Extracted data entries
───
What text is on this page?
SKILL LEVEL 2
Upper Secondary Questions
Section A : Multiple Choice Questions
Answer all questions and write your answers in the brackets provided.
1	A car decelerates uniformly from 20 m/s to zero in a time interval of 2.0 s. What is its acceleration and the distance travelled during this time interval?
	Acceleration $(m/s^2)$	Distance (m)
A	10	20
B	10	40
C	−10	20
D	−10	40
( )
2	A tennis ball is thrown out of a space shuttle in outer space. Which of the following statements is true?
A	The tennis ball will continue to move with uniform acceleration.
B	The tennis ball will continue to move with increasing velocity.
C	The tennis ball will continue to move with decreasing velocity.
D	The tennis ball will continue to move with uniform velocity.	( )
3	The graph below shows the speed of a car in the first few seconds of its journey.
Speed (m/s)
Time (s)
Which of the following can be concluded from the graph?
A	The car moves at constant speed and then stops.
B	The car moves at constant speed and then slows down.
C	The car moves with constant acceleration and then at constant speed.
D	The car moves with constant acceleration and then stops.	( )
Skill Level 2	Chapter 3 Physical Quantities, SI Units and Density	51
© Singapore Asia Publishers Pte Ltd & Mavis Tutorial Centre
───
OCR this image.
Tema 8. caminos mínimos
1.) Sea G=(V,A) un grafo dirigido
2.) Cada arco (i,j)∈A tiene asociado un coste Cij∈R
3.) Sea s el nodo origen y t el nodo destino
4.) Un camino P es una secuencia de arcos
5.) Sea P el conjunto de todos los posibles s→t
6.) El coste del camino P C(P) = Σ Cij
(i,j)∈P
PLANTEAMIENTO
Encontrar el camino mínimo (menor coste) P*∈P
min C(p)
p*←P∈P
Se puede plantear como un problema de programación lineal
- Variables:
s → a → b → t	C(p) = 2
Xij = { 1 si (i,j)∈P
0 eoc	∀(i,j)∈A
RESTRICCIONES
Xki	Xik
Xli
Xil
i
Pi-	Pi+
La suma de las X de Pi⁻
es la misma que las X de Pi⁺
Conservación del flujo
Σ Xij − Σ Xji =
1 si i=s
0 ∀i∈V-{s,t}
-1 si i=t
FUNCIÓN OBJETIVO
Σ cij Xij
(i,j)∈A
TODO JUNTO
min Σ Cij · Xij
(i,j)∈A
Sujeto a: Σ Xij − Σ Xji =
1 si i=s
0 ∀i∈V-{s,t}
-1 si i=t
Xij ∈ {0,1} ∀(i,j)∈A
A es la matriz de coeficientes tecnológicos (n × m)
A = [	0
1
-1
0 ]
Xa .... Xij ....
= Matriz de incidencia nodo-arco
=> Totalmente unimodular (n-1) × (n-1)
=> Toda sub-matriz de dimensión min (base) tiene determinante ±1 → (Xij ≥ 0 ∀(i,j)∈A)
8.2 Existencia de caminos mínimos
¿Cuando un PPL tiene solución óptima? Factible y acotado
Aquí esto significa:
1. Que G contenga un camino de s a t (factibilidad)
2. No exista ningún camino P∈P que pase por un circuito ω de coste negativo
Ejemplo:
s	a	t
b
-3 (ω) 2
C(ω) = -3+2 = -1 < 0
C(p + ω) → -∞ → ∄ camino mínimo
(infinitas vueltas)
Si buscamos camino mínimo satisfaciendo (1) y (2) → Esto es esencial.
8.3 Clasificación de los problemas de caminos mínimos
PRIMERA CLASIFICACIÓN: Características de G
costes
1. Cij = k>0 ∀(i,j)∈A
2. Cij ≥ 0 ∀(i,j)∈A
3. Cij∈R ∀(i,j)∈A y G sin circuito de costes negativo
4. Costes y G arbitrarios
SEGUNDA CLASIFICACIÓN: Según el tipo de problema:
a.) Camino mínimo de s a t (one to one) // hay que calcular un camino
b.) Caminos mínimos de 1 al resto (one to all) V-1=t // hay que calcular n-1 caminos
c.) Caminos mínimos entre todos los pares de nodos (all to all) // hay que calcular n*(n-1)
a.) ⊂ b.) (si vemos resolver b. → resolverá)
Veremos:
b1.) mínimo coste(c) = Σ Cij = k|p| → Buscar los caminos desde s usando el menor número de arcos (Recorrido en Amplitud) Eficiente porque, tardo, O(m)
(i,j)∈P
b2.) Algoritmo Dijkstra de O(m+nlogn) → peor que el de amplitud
───
# WHAT TO DO
Where a line above contains the word "Which", copy that line.

# EXERCISE RESPONSE
2	A tennis ball is thrown out of a space shuttle in outer space. Which of the following statements is true?
Which of the following can be concluded from the graph?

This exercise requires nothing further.